Given instruction :: Find the number of lines below in which the word "Население" appears, and write that number only.

## START

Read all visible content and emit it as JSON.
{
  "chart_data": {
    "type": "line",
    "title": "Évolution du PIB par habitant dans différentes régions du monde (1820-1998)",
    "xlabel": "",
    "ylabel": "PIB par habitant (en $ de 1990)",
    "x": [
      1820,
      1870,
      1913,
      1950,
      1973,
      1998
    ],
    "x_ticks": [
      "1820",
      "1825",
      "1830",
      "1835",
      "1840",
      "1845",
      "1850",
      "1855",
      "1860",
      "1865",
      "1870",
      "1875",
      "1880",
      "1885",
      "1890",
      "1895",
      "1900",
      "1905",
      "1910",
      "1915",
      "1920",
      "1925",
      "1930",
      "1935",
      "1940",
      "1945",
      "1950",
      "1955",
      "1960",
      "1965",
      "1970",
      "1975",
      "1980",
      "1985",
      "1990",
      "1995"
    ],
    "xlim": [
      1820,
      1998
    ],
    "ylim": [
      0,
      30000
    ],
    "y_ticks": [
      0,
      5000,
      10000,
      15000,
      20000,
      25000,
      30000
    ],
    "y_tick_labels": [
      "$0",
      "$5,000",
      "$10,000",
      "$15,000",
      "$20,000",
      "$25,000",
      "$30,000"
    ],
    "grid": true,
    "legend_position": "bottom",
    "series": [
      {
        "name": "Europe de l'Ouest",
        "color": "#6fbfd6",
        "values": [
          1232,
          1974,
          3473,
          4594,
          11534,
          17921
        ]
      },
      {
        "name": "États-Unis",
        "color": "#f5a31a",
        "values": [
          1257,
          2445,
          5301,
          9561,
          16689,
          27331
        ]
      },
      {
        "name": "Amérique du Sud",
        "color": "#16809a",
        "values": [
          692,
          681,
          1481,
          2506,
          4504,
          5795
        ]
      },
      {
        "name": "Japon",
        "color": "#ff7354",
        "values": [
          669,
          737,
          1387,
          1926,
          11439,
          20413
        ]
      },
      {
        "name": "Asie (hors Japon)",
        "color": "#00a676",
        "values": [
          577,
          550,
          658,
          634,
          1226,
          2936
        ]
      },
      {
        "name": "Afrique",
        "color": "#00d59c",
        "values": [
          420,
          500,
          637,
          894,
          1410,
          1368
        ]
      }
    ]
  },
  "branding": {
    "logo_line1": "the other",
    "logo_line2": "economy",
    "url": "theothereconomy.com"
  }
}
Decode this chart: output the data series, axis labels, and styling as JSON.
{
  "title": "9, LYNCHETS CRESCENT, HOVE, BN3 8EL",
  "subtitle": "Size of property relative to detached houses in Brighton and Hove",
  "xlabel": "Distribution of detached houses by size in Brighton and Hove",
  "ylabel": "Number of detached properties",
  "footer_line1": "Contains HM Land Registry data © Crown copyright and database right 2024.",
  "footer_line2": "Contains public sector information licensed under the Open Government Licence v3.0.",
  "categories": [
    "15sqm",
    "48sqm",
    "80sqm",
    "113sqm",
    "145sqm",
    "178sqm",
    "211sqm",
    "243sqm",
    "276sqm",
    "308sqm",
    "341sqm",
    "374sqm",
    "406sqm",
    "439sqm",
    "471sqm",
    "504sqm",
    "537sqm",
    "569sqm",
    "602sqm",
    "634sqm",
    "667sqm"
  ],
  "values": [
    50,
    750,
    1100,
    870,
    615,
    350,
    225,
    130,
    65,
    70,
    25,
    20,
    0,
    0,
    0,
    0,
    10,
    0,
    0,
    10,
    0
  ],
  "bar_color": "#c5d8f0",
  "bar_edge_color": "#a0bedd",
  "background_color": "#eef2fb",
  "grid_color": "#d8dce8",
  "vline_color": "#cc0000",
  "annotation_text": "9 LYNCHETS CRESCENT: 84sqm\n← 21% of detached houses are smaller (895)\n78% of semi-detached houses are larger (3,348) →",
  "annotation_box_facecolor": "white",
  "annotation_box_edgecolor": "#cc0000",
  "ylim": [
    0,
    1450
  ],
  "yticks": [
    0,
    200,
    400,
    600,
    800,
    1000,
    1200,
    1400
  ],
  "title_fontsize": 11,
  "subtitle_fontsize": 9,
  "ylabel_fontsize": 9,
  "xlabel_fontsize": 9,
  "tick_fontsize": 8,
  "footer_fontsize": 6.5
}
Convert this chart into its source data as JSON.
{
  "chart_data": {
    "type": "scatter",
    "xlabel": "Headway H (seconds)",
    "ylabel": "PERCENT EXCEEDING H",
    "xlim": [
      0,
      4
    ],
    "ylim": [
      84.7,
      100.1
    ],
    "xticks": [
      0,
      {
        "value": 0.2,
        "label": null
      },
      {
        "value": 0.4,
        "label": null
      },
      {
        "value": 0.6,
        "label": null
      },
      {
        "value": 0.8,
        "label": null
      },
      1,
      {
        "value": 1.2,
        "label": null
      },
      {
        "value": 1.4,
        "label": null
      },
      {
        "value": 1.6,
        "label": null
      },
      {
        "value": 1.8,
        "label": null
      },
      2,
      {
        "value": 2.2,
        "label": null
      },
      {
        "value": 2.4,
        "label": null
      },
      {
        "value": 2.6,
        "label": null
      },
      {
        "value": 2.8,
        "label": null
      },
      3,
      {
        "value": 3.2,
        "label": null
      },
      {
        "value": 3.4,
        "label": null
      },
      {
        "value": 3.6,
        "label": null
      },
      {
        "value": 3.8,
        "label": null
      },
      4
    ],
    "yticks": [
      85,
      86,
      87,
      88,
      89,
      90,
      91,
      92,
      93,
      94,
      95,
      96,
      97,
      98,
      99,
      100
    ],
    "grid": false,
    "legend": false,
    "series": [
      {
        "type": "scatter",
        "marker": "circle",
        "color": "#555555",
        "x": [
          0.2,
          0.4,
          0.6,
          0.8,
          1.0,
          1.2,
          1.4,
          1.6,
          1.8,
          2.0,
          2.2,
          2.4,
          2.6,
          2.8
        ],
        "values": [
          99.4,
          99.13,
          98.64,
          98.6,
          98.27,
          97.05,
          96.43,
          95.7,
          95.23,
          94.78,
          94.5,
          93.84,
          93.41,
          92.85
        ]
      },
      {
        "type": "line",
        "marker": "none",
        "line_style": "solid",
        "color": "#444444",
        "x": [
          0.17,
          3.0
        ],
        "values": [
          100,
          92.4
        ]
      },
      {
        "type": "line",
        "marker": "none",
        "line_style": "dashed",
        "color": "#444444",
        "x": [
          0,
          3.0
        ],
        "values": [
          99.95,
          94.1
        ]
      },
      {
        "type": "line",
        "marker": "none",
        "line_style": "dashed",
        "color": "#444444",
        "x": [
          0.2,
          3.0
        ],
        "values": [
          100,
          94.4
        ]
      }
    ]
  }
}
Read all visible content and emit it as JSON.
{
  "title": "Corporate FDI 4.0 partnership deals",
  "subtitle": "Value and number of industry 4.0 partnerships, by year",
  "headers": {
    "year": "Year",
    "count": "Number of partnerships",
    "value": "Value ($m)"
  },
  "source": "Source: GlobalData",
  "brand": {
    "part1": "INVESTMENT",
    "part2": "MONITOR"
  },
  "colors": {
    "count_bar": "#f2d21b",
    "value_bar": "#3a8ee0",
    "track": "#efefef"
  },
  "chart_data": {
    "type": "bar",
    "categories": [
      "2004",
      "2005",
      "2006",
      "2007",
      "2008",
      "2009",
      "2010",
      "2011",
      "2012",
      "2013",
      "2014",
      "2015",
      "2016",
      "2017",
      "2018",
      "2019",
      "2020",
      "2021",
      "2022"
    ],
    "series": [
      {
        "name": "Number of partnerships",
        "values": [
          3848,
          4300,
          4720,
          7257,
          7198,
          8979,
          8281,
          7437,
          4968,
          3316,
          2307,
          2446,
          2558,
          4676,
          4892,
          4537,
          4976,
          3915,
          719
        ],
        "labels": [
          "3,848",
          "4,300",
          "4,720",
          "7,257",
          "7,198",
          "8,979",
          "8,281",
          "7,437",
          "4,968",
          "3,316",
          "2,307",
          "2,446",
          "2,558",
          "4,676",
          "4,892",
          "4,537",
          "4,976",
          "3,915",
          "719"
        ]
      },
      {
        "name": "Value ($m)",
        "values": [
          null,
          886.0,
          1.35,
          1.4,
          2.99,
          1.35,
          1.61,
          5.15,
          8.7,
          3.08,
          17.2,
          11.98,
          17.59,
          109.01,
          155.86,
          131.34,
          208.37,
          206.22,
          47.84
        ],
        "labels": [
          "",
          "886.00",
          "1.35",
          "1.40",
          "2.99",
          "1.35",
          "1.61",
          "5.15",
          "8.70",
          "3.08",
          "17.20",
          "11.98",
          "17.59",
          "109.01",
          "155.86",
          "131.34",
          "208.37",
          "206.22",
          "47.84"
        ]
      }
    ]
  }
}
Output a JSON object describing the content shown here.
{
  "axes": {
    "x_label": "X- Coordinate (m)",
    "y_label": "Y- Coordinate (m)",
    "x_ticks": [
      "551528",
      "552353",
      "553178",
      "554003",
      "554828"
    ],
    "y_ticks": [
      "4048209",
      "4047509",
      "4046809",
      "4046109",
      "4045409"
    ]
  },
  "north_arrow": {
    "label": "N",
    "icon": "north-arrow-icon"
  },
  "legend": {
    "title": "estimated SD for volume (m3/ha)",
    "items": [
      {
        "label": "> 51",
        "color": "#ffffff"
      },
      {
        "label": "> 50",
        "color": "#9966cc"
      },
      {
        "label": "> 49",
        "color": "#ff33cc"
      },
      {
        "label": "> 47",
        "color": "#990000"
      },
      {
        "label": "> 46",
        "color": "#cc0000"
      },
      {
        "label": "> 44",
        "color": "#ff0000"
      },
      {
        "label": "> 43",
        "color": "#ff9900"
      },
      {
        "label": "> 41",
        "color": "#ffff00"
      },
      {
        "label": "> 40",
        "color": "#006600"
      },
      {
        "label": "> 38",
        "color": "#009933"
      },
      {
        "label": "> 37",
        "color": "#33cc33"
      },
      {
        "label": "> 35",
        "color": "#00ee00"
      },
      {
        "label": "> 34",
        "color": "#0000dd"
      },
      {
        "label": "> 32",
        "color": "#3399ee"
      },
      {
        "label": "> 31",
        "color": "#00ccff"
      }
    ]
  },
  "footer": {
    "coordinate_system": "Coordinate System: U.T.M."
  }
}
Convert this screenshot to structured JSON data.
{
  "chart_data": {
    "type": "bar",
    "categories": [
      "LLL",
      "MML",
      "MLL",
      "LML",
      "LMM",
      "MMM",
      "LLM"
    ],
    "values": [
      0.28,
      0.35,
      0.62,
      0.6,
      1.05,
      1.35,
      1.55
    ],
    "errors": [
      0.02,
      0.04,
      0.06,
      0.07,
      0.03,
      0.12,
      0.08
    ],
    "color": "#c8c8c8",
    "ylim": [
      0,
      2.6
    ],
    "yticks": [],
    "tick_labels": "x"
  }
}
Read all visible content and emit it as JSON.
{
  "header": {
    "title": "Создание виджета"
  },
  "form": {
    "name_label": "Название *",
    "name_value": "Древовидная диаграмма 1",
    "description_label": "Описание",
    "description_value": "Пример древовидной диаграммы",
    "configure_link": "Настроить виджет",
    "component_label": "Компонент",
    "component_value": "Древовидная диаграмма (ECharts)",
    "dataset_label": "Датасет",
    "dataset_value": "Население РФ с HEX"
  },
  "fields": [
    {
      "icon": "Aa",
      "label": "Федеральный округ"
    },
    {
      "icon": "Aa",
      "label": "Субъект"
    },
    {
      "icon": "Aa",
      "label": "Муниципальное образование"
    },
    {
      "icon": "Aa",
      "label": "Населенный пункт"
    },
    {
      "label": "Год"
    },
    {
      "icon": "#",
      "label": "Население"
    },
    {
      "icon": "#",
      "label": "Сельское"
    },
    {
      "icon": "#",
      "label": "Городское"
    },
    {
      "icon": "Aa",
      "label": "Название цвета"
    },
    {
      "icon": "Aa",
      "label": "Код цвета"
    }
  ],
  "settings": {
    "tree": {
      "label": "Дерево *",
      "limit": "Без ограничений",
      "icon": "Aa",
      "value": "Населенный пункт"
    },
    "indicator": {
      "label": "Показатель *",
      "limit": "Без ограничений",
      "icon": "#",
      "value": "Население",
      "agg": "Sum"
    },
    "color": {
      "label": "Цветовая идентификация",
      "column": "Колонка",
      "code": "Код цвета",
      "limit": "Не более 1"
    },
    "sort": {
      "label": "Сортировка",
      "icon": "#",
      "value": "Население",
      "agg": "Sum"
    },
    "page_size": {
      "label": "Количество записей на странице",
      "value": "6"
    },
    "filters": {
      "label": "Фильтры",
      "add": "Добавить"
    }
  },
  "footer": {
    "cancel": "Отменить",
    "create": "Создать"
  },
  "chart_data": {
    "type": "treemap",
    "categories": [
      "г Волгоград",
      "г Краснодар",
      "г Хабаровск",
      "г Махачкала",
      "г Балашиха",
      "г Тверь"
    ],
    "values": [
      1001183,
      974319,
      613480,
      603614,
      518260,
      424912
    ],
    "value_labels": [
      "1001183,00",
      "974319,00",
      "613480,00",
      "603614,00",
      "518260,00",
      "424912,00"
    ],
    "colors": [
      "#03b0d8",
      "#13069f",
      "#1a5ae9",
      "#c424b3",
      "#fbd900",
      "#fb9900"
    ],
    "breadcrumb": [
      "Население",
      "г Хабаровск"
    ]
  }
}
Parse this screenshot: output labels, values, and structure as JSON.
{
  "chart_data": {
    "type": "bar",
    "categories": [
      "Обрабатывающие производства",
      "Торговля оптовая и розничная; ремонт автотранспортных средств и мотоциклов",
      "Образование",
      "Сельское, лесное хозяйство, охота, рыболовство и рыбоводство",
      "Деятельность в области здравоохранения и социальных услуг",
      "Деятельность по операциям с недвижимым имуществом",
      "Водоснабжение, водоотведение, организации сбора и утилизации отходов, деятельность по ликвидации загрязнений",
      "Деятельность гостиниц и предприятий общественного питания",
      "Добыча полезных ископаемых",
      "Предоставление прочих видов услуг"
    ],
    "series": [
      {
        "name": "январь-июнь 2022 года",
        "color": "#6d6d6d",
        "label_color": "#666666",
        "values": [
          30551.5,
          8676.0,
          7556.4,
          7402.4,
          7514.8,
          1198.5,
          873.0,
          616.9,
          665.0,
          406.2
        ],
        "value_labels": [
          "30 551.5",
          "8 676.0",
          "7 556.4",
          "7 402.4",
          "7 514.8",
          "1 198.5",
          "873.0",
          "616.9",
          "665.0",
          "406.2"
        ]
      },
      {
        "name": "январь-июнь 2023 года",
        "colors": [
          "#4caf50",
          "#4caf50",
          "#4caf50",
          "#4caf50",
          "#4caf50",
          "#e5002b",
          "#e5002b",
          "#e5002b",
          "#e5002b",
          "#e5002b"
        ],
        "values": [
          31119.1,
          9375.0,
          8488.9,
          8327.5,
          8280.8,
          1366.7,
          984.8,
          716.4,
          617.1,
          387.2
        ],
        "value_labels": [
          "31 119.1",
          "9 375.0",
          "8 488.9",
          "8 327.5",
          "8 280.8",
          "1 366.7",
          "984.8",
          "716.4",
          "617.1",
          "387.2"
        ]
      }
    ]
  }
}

## END

Task response :: 5